EXERCISES TO COMPLETE:
1/ List every compiler that the text on tail padding reuse names.
2/ Summarize the text on tail padding reuse in two sentences.
3/ Continue the text on compilers reusing tail padding from its last line onward.

───── TEXT SHOWN ─────

     /                                \
    0                4        6        8
    +----------------+--------+--------+
    |        a       |    b   |    c   |
    +----------------+--------+--------+
     \                         \      /
      \                         +- B +
       \                            /
        +-- compressed_pair<A,B> --+
    

    gcc & clang will apply this optimization if A is not a pod type: ⁴ (for backwards ABI compatibility with older C++ versions)
    godbolt

    msvc on the other hand doesn’t seem to reuse tail padding at all:
    godbolt

    (maybe I’m missing some magic compiler flag for this (?))
    My guess would be that it’s due to ABI backwards-compatibility constraints.
    I unfortunately didn’t manage to find some official documentation about it.

    ——————
    ¹ Assuming the compiler decides to apply this optimization – it is not mandated by the C++-Standard
    ² Both compressed_pair and fancy_pair_t1 result in T1 being a potentially-overlapping subobject, so T2 is allowed to overlap with T1.
    ³ Assuming “normal” alignment requirements and no packing, i.e. alignof(std::int8_t) == sizeof(std::int8_t), alignof(std::int16_t) == sizeof(std::int16_t), alignof(std::int32_t) == sizeof(std::int32_t)

───── EXTRACTED INFORMATION ─────

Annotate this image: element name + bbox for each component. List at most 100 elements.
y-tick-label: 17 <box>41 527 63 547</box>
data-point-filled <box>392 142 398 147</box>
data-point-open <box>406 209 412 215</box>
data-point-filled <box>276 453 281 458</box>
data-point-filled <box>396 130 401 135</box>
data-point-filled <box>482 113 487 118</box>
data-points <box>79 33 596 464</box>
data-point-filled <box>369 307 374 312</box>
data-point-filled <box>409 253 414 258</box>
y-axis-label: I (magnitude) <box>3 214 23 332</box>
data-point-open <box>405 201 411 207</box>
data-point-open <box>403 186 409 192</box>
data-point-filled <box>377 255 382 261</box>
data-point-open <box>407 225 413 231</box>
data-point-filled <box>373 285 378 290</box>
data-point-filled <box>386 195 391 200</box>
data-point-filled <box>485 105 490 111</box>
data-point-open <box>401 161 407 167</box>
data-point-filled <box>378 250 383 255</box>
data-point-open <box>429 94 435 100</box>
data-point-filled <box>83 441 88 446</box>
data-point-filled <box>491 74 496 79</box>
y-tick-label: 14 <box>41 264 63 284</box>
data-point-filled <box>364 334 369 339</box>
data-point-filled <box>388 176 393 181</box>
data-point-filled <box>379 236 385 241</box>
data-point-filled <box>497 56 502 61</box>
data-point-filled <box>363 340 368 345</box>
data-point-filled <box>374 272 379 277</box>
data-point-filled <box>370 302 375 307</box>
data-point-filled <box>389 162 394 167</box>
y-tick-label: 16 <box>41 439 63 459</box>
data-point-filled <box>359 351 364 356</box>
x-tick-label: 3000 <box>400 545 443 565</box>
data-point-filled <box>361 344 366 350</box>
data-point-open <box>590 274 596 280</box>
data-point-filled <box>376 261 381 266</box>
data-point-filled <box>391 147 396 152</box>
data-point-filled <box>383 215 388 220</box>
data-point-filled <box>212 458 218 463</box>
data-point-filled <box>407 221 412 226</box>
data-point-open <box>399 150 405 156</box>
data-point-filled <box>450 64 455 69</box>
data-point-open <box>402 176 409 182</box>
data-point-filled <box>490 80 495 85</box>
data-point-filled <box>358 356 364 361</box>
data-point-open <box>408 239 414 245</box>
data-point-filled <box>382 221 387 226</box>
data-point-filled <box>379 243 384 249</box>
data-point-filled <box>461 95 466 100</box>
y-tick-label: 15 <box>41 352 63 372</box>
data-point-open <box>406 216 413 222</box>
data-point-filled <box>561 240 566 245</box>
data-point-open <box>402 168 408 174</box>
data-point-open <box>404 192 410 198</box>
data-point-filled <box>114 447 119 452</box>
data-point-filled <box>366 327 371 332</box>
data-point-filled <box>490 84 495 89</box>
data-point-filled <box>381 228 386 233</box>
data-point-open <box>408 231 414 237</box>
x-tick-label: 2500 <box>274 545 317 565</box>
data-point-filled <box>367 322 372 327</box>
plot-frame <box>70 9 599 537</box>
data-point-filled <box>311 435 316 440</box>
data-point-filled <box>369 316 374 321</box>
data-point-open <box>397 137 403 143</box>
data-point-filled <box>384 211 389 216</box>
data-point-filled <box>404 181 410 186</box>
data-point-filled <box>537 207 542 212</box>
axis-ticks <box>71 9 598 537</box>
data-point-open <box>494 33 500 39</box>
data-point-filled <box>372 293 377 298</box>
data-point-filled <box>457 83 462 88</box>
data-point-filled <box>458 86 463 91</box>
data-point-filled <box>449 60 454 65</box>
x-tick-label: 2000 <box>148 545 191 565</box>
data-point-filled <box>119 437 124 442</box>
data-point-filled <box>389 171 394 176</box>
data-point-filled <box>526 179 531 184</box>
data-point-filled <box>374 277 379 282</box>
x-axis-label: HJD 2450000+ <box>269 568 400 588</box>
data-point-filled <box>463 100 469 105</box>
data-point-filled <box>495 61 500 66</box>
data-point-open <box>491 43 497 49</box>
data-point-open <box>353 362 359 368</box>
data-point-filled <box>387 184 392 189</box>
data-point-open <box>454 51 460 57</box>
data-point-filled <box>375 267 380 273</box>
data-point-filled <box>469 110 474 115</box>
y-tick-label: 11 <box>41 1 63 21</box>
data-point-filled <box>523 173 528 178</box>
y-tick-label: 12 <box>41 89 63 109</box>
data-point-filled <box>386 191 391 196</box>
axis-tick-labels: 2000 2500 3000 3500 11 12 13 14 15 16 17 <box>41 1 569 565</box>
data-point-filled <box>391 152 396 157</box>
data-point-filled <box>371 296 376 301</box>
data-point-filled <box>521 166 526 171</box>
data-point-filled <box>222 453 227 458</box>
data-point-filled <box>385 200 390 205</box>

─────

TASK-BY-TASK OUTPUTS:
1/ gcc, clang, msvc

2/ gcc and clang apply this optimization when A is not a pod type, for backwards ABI compatibility with older C++ versions, while msvc does not seem to reuse tail padding at all. The writer guesses that msvc's behavior comes from ABI backwards-compatibility constraints but found no official documentation, and notes that the C++ Standard does not mandate the optimization.

3/
    ⁴ Both follow the Itanium ABI, which mandates tail padding reuse for non-pod types and disallows it for pod types.

  • Jan Ringoš · Edited 0

    [[no_unique_address]] is very nice, but there’s a lot of potential for further improvement on this front.
    So much additional padding bytes could be saved. E.g. by some MSVC extension (I don’t expect anything standard in this regard) so that this:

    struct Abc {
        int something;
        void * ptr;
    };
    std::map <short, Abc> data;

    …didn’t waste a whole 16 bytes of padding per node (on x64).

    • Raymond ChenMicrosoft employee Author · Edited 2

      You can do that today via an MSVC extension.

      #include <pshpack4.h>
      struct Abc {
          int something;
          void* ptr;
      };
      #include <poppack.h>
      
      std::map<short, Abc> data;
      // sizeof(std::pair<short, Abc>) is 16
      

      Mind you, creating a variable of type Abc (not part of a larger structure) is going to create an unaligned ptr, so you have to be careful what you wish for.

      • Jan Ringoš · Edited 1

        Ha!
        I didn’t think that a packing pragma will propagate all the way down to std::_Tree_node, which is what I wanted:

        #include <pshpack2.h>
        struct Abc {
            int something;
            void* ptr;
        };
        #include <poppack.h>
        
        static_assert (sizeof (std::map <short, Abc>::_Node) == 40); // down from 56!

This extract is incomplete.